__EXERCISE__: Reproduce the listing that follows with no differences at all.

__TASK INPUTS__:

★ ★ ★

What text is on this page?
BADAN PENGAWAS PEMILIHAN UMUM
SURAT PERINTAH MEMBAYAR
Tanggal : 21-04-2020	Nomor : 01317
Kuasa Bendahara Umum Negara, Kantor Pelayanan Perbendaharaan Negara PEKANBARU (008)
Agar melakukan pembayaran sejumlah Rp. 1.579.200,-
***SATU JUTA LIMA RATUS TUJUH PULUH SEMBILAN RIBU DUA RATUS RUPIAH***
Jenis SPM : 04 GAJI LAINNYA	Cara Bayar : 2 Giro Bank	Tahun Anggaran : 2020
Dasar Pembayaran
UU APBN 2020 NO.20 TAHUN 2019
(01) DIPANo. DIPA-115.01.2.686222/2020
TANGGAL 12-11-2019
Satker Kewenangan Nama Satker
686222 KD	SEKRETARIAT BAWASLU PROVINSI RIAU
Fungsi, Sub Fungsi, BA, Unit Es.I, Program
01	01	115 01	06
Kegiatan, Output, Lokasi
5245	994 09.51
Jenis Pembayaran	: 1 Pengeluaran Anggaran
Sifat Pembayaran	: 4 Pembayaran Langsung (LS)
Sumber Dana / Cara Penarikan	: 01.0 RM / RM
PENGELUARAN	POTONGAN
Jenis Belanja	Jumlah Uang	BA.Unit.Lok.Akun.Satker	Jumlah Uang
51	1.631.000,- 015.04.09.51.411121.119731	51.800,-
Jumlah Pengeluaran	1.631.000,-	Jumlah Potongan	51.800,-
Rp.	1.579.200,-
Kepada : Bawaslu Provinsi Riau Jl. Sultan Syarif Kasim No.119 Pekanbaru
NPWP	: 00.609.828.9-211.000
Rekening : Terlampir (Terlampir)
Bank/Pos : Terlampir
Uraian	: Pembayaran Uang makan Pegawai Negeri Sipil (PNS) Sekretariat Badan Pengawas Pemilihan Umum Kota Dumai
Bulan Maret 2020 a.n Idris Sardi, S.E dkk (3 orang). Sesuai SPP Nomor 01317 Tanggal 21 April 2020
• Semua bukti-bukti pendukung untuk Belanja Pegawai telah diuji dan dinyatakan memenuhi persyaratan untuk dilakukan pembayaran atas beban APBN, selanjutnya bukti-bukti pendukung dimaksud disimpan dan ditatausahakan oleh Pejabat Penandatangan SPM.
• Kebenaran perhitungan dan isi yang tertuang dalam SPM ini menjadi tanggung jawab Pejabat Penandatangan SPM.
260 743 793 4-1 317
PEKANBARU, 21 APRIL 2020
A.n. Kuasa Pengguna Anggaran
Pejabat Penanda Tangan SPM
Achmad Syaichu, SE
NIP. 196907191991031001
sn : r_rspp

★ ★ ★

__REPLY__:
What text is on this page?
BADAN PENGAWAS PEMILIHAN UMUM
SURAT PERINTAH MEMBAYAR
Tanggal : 21-04-2020	Nomor : 01317
Kuasa Bendahara Umum Negara, Kantor Pelayanan Perbendaharaan Negara PEKANBARU (008)
Agar melakukan pembayaran sejumlah Rp. 1.579.200,-
***SATU JUTA LIMA RATUS TUJUH PULUH SEMBILAN RIBU DUA RATUS RUPIAH***
Jenis SPM : 04 GAJI LAINNYA	Cara Bayar : 2 Giro Bank	Tahun Anggaran : 2020
Dasar Pembayaran
UU APBN 2020 NO.20 TAHUN 2019
(01) DIPANo. DIPA-115.01.2.686222/2020
TANGGAL 12-11-2019
Satker Kewenangan Nama Satker
686222 KD	SEKRETARIAT BAWASLU PROVINSI RIAU
Fungsi, Sub Fungsi, BA, Unit Es.I, Program
01	01	115 01	06
Kegiatan, Output, Lokasi
5245	994 09.51
Jenis Pembayaran	: 1 Pengeluaran Anggaran
Sifat Pembayaran	: 4 Pembayaran Langsung (LS)
Sumber Dana / Cara Penarikan	: 01.0 RM / RM
PENGELUARAN	POTONGAN
Jenis Belanja	Jumlah Uang	BA.Unit.Lok.Akun.Satker	Jumlah Uang
51	1.631.000,- 015.04.09.51.411121.119731	51.800,-
Jumlah Pengeluaran	1.631.000,-	Jumlah Potongan	51.800,-
Rp.	1.579.200,-
Kepada : Bawaslu Provinsi Riau Jl. Sultan Syarif Kasim No.119 Pekanbaru
NPWP	: 00.609.828.9-211.000
Rekening : Terlampir (Terlampir)
Bank/Pos : Terlampir
Uraian	: Pembayaran Uang makan Pegawai Negeri Sipil (PNS) Sekretariat Badan Pengawas Pemilihan Umum Kota Dumai
Bulan Maret 2020 a.n Idris Sardi, S.E dkk (3 orang). Sesuai SPP Nomor 01317 Tanggal 21 April 2020
• Semua bukti-bukti pendukung untuk Belanja Pegawai telah diuji dan dinyatakan memenuhi persyaratan untuk dilakukan pembayaran atas beban APBN, selanjutnya bukti-bukti pendukung dimaksud disimpan dan ditatausahakan oleh Pejabat Penandatangan SPM.
• Kebenaran perhitungan dan isi yang tertuang dalam SPM ini menjadi tanggung jawab Pejabat Penandatangan SPM.
260 743 793 4-1 317
PEKANBARU, 21 APRIL 2020
A.n. Kuasa Pengguna Anggaran
Pejabat Penanda Tangan SPM
Achmad Syaichu, SE
NIP. 196907191991031001
sn : r_rspp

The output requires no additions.